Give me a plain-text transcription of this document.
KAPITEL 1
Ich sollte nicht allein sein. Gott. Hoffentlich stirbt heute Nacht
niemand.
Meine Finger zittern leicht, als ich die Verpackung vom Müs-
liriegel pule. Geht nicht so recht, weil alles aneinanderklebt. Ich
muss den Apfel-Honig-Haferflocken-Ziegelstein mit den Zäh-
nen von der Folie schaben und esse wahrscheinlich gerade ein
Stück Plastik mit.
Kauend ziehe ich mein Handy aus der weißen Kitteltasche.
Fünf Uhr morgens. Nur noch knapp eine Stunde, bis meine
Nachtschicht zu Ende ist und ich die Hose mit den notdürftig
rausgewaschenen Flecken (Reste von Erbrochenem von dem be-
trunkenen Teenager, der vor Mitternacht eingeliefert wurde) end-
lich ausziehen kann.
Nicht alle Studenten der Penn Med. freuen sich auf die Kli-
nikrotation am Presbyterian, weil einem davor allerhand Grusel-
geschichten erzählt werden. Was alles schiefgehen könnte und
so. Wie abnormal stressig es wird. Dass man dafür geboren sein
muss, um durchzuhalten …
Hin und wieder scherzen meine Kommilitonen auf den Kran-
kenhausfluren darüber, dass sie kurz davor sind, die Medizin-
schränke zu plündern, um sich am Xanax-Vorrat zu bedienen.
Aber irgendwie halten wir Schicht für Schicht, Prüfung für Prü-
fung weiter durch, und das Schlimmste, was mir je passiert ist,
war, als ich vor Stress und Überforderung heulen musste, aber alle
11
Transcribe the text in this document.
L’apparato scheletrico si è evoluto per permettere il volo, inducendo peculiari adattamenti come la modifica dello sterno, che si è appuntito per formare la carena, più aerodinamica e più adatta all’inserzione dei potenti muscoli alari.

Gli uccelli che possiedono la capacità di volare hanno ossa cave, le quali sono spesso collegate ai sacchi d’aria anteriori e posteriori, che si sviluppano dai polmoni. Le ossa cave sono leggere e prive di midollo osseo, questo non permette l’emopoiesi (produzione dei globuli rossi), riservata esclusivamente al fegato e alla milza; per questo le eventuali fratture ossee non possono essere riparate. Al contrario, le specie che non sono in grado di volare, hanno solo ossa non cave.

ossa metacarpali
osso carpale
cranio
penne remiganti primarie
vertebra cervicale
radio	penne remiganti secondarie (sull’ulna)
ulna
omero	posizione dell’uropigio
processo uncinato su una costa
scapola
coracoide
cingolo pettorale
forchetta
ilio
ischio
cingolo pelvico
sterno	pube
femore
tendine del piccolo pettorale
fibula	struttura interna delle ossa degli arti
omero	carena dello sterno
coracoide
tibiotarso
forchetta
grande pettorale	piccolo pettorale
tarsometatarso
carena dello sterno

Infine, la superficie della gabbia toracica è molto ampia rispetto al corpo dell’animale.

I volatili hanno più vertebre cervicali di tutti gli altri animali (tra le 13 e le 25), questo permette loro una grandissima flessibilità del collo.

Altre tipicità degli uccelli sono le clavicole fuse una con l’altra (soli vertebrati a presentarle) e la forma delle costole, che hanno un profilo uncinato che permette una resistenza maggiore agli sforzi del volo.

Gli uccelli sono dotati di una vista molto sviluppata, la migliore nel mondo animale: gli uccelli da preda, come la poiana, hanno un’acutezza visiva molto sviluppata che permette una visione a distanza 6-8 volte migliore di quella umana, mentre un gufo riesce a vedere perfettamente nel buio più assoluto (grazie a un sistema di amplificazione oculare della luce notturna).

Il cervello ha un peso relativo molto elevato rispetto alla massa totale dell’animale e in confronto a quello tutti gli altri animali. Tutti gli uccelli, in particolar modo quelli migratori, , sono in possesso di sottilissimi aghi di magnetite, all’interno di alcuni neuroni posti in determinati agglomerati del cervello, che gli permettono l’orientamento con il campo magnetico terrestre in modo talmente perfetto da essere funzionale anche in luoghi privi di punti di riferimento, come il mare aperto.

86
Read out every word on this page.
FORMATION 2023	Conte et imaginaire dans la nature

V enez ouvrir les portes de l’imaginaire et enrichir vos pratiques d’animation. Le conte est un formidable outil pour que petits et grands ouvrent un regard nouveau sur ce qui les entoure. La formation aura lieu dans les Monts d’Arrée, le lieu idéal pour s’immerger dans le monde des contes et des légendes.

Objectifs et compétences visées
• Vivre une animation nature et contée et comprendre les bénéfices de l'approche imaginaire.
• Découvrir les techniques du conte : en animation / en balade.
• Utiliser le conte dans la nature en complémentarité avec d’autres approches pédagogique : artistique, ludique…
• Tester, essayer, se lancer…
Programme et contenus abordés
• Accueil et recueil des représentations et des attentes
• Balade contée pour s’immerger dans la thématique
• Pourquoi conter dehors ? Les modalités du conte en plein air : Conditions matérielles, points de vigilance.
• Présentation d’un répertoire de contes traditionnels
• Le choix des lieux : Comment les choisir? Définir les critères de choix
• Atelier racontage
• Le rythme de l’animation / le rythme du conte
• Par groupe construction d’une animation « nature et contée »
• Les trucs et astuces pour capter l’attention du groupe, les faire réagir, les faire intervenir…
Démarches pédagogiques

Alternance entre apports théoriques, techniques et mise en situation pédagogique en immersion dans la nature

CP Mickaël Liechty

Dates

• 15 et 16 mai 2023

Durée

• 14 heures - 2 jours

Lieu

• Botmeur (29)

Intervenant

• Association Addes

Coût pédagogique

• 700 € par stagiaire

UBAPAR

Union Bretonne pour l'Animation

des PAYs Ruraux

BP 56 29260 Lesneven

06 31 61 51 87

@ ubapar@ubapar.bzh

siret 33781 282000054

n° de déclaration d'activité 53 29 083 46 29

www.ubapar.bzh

WORK REQUIRED
Your task is to gather every line with the word "animali" and copy it.

COMPLETE OUTPUT
I volatili hanno più vertebre cervicali di tutti gli altri animali (tra le 13 e le 25), questo permette loro una grandissima flessibilità del collo.
Il cervello ha un peso relativo molto elevato rispetto alla massa totale dell’animale e in confronto a quello tutti gli altri animali. Tutti gli uccelli, in particolar modo quelli migratori, , sono in possesso di sottilissimi aghi di magnetite, all’interno di alcuni neuroni posti in determinati agglomerati del cervello, che gli permettono l’orientamento con il campo magnetico terrestre in modo talmente perfetto da essere funzionale anche in luoghi privi di punti di riferimento, come il mare aperto.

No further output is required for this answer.